**Material supplied**
** start **

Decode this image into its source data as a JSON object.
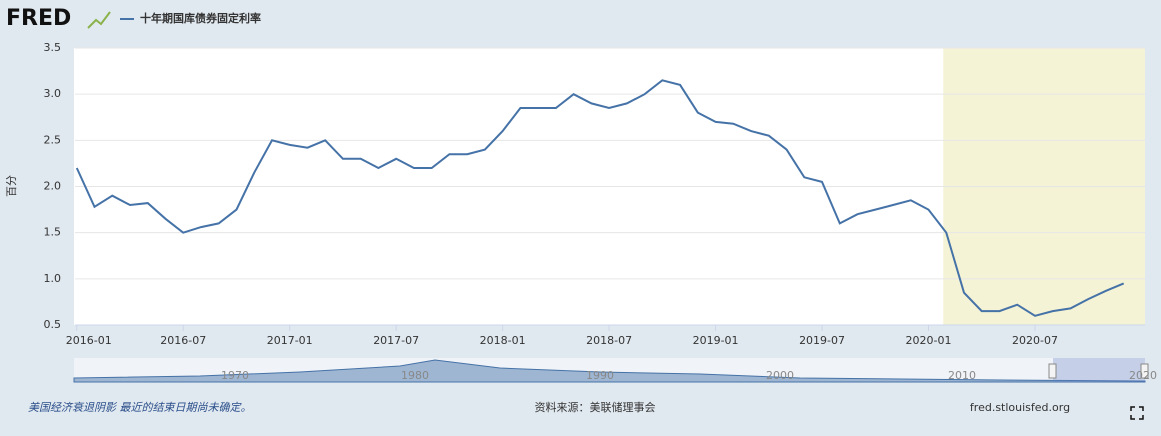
{
  "brand": "FRED",
  "chart_data": {
    "type": "line",
    "ylabel": "百分",
    "categories": [
      "2016-01",
      "2016-02",
      "2016-03",
      "2016-04",
      "2016-05",
      "2016-06",
      "2016-07",
      "2016-08",
      "2016-09",
      "2016-10",
      "2016-11",
      "2016-12",
      "2017-01",
      "2017-02",
      "2017-03",
      "2017-04",
      "2017-05",
      "2017-06",
      "2017-07",
      "2017-08",
      "2017-09",
      "2017-10",
      "2017-11",
      "2017-12",
      "2018-01",
      "2018-02",
      "2018-03",
      "2018-04",
      "2018-05",
      "2018-06",
      "2018-07",
      "2018-08",
      "2018-09",
      "2018-10",
      "2018-11",
      "2018-12",
      "2019-01",
      "2019-02",
      "2019-03",
      "2019-04",
      "2019-05",
      "2019-06",
      "2019-07",
      "2019-08",
      "2019-09",
      "2019-10",
      "2019-11",
      "2019-12",
      "2020-01",
      "2020-02",
      "2020-03",
      "2020-04",
      "2020-05",
      "2020-06",
      "2020-07",
      "2020-08",
      "2020-09",
      "2020-10",
      "2020-11",
      "2020-12"
    ],
    "series": [
      {
        "name": "十年期国库债券固定利率",
        "color": "#4572a7",
        "values": [
          2.2,
          1.78,
          1.9,
          1.8,
          1.82,
          1.65,
          1.5,
          1.56,
          1.6,
          1.75,
          2.15,
          2.5,
          2.45,
          2.42,
          2.5,
          2.3,
          2.3,
          2.2,
          2.3,
          2.2,
          2.2,
          2.35,
          2.35,
          2.4,
          2.6,
          2.85,
          2.85,
          2.85,
          3.0,
          2.9,
          2.85,
          2.9,
          3.0,
          3.15,
          3.1,
          2.8,
          2.7,
          2.68,
          2.6,
          2.55,
          2.4,
          2.1,
          2.05,
          1.6,
          1.7,
          1.75,
          1.8,
          1.85,
          1.75,
          1.5,
          0.85,
          0.65,
          0.65,
          0.72,
          0.6,
          0.65,
          0.68,
          0.78,
          0.87,
          0.95
        ]
      }
    ],
    "ylim": [
      0.5,
      3.5
    ],
    "yticks": [
      0.5,
      {
        "value": 1,
        "label": "1.0"
      },
      1.5,
      {
        "value": 2,
        "label": "2.0"
      },
      2.5,
      {
        "value": 3,
        "label": "3.0"
      },
      3.5
    ],
    "grid": true,
    "recession": {
      "start": "2020-02",
      "end": "2020-12",
      "color": "#f5f3d6"
    },
    "navigator_labels": [
      "1970",
      "1980",
      "1990",
      "2000",
      "2010",
      "2020"
    ]
  },
  "footer": {
    "note": "美国经济衰退阴影 最近的结束日期尚未确定。",
    "source": "资料来源：美联储理事会",
    "site": "fred.stlouisfed.org"
  }
}
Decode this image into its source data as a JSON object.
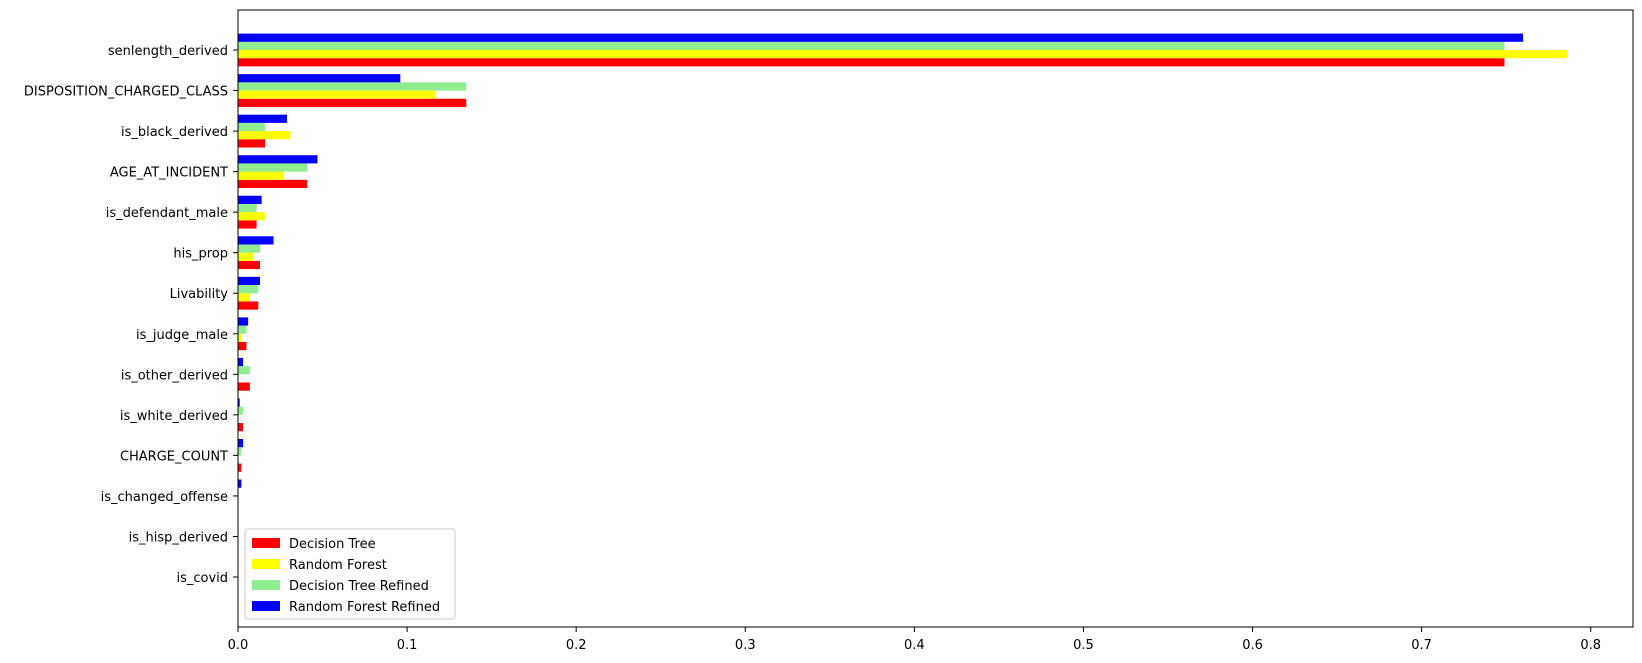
{
  "chart_data": {
    "type": "bar",
    "orientation": "horizontal",
    "title": "",
    "xlabel": "",
    "ylabel": "",
    "categories": [
      "senlength_derived",
      "DISPOSITION_CHARGED_CLASS",
      "is_black_derived",
      "AGE_AT_INCIDENT",
      "is_defendant_male",
      "his_prop",
      "Livability",
      "is_judge_male",
      "is_other_derived",
      "is_white_derived",
      "CHARGE_COUNT",
      "is_changed_offense",
      "is_hisp_derived",
      "is_covid"
    ],
    "series": [
      {
        "name": "Decision Tree",
        "color": "#ff0000",
        "values": [
          0.749,
          0.135,
          0.016,
          0.041,
          0.011,
          0.013,
          0.012,
          0.005,
          0.007,
          0.003,
          0.002,
          0.0,
          0.0,
          0.0
        ]
      },
      {
        "name": "Random Forest",
        "color": "#ffff00",
        "values": [
          0.786,
          0.117,
          0.031,
          0.027,
          0.016,
          0.009,
          0.007,
          0.002,
          0.0,
          0.0,
          0.0,
          0.0,
          0.0,
          0.0
        ]
      },
      {
        "name": "Decision Tree Refined",
        "color": "#90ee90",
        "values": [
          0.749,
          0.135,
          0.016,
          0.041,
          0.011,
          0.013,
          0.012,
          0.005,
          0.007,
          0.003,
          0.002,
          0.0,
          0.0,
          0.0
        ]
      },
      {
        "name": "Random Forest Refined",
        "color": "#0000ff",
        "values": [
          0.76,
          0.096,
          0.029,
          0.047,
          0.014,
          0.021,
          0.013,
          0.006,
          0.003,
          0.001,
          0.003,
          0.002,
          0.0,
          0.0
        ]
      }
    ],
    "xlim": [
      0.0,
      0.825
    ],
    "xticks": [
      "0.0",
      "0.1",
      "0.2",
      "0.3",
      "0.4",
      "0.5",
      "0.6",
      "0.7",
      "0.8"
    ],
    "xtick_values": [
      0.0,
      0.1,
      0.2,
      0.3,
      0.4,
      0.5,
      0.6,
      0.7,
      0.8
    ],
    "grid": false,
    "legend_position": "lower-left"
  }
}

** end **

**Required task**
Find every line in the listing that holds the string "Random", then say how many there are as a bare number.

**Worked solution**
2